-- start of Data extract --

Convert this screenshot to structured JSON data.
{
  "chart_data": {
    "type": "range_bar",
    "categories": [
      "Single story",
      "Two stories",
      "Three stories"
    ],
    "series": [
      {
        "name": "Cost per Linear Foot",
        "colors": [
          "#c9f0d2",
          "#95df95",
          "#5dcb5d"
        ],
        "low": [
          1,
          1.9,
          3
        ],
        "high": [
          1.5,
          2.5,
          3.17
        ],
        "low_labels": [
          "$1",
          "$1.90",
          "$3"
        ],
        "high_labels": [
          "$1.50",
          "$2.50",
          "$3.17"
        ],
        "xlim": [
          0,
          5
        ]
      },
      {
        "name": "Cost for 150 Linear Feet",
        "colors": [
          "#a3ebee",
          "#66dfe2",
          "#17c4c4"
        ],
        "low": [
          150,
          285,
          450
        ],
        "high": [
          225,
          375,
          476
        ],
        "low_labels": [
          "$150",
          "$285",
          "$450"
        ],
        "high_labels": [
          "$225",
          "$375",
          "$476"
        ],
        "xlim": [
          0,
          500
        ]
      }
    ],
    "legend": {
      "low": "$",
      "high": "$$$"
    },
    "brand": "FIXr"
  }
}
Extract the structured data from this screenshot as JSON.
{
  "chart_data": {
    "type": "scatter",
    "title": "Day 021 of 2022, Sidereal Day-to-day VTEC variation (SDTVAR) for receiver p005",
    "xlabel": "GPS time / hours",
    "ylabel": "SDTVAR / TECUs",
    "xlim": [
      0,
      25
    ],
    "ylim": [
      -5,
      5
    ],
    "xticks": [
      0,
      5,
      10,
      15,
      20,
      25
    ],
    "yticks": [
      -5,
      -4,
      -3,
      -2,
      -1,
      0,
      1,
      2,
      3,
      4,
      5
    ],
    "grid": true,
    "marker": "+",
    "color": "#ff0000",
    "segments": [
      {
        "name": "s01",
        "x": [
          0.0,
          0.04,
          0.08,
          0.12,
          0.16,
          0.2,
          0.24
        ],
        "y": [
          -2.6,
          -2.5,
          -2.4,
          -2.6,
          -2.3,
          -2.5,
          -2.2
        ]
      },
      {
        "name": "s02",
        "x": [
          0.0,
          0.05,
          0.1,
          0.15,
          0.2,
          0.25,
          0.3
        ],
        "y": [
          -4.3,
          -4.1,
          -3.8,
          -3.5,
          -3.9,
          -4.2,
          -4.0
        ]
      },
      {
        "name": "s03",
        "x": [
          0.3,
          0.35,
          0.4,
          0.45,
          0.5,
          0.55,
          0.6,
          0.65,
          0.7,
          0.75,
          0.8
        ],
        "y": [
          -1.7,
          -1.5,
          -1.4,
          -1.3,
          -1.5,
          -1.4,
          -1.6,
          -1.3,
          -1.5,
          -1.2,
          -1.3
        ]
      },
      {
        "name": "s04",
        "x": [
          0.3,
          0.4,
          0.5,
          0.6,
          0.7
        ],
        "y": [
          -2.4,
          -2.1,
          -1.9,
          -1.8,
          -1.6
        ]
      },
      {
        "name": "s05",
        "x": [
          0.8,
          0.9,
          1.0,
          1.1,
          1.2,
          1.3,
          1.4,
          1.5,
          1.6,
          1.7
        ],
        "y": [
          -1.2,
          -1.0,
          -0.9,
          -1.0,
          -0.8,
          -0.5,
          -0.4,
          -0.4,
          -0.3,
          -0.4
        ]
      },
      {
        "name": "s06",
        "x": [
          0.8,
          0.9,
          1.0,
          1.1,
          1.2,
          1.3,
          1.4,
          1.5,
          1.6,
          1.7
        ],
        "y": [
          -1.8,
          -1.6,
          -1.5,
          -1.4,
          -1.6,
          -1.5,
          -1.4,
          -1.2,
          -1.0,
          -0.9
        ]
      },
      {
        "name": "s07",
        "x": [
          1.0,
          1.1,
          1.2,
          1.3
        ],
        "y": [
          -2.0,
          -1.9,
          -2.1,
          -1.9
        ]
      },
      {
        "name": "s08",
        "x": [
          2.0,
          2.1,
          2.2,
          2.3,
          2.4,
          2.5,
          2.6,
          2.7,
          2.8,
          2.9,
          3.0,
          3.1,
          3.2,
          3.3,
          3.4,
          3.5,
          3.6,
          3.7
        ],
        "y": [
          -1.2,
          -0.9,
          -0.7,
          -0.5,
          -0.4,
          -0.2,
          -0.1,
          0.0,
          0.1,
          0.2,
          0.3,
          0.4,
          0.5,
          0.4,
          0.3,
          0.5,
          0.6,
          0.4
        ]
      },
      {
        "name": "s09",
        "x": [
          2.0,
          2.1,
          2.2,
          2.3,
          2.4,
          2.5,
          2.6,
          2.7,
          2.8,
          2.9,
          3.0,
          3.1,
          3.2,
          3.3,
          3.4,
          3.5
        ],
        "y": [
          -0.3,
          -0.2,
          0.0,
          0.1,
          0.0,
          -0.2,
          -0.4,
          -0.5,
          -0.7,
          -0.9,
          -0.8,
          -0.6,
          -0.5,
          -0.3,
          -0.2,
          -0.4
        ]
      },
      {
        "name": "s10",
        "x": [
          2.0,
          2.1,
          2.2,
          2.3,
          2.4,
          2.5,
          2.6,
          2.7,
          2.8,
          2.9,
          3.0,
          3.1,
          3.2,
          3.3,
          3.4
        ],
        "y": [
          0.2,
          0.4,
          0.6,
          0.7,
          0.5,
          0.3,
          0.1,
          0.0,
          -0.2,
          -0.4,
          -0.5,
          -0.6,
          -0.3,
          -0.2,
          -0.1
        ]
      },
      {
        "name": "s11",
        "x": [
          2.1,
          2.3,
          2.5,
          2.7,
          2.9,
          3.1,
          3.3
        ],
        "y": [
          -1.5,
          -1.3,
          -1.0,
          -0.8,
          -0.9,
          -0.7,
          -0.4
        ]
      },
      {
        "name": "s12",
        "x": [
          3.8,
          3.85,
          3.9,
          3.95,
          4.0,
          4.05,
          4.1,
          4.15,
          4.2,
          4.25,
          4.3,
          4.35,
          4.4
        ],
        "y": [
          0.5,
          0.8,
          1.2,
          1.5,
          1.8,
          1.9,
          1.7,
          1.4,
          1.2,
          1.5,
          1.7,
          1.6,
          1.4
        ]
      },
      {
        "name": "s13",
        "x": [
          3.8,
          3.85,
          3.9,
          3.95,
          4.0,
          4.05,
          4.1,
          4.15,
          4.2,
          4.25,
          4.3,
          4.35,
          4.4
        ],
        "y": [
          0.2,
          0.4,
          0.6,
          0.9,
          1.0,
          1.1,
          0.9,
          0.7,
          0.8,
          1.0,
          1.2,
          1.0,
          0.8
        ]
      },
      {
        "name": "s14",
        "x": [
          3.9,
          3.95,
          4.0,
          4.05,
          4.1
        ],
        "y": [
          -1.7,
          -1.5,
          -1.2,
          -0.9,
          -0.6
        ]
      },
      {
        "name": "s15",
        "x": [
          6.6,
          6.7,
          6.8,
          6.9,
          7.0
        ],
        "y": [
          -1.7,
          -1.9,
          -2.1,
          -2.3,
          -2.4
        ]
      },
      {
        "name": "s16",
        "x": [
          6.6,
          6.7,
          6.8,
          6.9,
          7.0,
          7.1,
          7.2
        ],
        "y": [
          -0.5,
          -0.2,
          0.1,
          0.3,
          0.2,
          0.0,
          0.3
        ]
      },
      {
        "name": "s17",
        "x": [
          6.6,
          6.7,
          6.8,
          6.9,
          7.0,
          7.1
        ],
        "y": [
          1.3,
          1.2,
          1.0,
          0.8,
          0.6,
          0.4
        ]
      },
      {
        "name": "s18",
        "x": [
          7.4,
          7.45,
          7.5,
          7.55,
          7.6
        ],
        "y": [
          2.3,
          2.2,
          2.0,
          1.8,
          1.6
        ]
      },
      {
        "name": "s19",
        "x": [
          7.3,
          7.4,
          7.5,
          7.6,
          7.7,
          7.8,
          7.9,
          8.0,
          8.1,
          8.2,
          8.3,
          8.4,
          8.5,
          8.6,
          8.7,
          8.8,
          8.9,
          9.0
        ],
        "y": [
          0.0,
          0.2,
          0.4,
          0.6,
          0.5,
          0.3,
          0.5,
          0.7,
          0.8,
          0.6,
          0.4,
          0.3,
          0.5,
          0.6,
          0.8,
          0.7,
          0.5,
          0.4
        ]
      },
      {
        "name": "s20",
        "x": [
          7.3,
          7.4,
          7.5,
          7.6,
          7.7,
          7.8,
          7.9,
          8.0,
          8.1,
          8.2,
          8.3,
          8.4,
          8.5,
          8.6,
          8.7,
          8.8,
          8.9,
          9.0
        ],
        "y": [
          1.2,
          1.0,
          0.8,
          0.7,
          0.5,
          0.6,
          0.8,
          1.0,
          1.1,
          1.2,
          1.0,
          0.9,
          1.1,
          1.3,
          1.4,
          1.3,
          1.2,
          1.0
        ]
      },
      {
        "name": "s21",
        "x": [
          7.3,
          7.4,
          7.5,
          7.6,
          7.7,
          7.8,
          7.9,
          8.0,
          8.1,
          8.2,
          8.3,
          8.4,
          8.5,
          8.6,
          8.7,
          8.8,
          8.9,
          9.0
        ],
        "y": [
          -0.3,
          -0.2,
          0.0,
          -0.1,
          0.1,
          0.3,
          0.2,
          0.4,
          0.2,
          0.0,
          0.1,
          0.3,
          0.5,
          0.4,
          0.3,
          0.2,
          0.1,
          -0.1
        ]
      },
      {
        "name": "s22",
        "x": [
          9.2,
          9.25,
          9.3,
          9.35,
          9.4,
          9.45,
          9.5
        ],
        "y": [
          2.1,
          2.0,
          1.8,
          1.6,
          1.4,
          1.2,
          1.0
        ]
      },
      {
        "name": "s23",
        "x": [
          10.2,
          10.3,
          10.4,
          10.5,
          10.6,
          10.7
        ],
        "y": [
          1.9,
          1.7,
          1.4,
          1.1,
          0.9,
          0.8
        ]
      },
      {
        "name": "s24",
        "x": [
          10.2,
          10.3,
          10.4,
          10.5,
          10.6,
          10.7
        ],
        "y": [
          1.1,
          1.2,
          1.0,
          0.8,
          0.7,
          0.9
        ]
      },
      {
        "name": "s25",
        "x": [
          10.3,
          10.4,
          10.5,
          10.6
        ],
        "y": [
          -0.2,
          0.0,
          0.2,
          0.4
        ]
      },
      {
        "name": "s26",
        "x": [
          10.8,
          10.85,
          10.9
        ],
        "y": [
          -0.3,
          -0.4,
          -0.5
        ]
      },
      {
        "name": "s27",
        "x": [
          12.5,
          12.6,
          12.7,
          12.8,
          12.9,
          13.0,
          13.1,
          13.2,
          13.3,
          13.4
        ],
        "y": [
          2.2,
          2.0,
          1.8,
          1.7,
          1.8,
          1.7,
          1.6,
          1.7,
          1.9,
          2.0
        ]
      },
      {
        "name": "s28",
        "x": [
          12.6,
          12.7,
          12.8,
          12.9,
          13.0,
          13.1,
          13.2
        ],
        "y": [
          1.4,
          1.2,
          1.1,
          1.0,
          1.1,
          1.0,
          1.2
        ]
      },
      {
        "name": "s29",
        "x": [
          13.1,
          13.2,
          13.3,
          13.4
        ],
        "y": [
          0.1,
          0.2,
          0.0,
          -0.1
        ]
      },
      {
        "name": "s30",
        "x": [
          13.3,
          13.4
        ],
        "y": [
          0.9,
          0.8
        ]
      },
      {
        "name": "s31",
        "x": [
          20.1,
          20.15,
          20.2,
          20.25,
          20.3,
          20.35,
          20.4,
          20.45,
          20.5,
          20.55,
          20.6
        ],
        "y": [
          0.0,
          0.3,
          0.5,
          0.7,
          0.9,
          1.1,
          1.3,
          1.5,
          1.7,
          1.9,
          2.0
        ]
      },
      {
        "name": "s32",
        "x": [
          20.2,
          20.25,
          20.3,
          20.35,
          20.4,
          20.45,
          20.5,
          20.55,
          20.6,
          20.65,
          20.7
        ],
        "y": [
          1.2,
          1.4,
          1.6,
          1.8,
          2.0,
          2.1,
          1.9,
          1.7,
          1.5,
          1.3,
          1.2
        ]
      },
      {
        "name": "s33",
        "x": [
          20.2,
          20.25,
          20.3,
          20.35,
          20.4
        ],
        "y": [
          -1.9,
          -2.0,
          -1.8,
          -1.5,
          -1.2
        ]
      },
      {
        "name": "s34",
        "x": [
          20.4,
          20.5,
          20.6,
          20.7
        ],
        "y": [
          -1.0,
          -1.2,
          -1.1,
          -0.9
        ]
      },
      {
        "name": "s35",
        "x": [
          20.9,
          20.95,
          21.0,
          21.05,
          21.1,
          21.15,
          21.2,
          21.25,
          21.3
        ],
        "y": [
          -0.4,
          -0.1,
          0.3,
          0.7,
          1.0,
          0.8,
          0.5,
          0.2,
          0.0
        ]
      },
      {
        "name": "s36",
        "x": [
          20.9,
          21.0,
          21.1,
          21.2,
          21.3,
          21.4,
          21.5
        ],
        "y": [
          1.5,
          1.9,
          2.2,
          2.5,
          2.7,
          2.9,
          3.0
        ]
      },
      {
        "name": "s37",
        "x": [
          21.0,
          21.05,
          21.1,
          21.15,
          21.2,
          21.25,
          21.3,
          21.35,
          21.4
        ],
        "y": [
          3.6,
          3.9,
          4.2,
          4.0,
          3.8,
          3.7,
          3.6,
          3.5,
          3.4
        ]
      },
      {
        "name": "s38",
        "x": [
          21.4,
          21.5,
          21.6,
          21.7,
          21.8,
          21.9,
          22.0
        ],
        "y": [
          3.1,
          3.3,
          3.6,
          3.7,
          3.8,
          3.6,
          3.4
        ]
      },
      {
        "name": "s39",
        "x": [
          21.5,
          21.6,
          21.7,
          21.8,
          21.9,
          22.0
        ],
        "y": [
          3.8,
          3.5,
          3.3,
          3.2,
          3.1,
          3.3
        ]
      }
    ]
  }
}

-- end of Data extract --

What is needed:
Only the number is wanted: how many lines above include the word "JSON"?

The output:
2